» **What the task asks**
Provide the count of lines that hold "нужд" and no other output.
═════ Entries
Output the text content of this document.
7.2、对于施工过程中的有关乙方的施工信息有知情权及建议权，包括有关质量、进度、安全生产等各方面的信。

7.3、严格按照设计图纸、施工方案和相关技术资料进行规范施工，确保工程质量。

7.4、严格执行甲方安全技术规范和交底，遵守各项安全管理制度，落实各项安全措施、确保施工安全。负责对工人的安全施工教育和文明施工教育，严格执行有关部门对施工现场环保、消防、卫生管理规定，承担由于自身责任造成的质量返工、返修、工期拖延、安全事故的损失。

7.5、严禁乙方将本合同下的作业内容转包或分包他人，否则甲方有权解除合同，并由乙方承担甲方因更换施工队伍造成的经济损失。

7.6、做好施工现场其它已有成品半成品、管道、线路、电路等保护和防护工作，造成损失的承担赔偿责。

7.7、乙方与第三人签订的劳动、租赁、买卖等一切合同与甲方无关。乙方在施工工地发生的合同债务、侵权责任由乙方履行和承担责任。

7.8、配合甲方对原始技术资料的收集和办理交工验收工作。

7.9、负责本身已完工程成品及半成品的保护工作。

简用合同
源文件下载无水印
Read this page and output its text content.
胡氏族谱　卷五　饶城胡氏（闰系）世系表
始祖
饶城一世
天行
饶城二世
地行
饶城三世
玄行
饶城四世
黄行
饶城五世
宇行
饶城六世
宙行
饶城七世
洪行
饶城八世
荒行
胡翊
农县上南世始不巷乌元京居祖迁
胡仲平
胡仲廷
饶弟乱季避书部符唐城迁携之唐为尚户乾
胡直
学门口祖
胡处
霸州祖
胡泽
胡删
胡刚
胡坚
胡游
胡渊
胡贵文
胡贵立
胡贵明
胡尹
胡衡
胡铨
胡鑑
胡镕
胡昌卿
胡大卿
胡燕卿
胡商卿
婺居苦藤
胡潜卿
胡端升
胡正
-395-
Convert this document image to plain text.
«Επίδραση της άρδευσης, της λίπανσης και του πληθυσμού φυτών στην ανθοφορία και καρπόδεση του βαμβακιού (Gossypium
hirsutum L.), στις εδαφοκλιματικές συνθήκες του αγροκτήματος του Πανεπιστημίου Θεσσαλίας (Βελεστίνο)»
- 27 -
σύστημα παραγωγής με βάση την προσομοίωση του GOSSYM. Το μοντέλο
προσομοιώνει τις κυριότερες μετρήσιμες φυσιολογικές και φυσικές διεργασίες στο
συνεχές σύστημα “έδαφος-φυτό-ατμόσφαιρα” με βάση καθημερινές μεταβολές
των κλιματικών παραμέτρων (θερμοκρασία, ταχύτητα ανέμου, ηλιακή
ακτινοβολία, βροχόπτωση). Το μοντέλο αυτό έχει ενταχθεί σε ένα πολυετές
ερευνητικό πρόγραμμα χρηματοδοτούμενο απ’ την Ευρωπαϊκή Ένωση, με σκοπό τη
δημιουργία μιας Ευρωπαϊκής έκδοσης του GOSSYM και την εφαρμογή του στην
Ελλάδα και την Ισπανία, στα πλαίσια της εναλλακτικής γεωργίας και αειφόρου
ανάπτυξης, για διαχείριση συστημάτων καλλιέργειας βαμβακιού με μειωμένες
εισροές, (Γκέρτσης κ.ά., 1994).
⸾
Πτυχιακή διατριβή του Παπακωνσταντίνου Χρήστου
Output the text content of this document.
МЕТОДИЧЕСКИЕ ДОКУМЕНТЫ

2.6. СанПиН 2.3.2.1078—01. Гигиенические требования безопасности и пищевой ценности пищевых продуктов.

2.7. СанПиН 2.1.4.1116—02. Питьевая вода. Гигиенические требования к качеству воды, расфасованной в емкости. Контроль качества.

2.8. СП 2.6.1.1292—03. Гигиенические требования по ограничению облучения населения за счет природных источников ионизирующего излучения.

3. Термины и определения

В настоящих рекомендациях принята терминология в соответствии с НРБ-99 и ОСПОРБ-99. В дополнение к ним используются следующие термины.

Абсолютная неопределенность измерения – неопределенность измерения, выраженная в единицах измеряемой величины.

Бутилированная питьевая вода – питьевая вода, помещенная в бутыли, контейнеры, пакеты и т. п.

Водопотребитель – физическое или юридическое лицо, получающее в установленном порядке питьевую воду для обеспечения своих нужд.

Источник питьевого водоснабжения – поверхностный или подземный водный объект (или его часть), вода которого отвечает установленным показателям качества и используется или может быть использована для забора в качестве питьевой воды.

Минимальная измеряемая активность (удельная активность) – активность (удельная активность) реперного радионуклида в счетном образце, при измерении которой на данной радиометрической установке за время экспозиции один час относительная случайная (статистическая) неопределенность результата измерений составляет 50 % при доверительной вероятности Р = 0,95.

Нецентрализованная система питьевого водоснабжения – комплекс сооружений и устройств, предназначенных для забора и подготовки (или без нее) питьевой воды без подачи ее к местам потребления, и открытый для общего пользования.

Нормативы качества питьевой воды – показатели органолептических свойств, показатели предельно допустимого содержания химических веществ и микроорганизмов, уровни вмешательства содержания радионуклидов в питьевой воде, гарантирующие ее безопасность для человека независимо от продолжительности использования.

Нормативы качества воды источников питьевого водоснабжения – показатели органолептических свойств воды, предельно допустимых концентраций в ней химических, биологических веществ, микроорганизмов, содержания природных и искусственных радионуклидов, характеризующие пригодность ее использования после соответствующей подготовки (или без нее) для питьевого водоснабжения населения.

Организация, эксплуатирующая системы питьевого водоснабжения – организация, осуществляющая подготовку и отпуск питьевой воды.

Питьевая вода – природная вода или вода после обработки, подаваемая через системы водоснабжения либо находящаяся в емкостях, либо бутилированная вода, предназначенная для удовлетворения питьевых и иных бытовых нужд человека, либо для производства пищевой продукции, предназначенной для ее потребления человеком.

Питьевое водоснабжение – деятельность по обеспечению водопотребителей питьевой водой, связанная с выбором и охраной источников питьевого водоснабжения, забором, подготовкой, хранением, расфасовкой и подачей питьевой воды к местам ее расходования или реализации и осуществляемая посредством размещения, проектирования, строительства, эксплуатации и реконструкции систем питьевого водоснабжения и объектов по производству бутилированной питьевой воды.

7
══════════
» **Solved problem**
2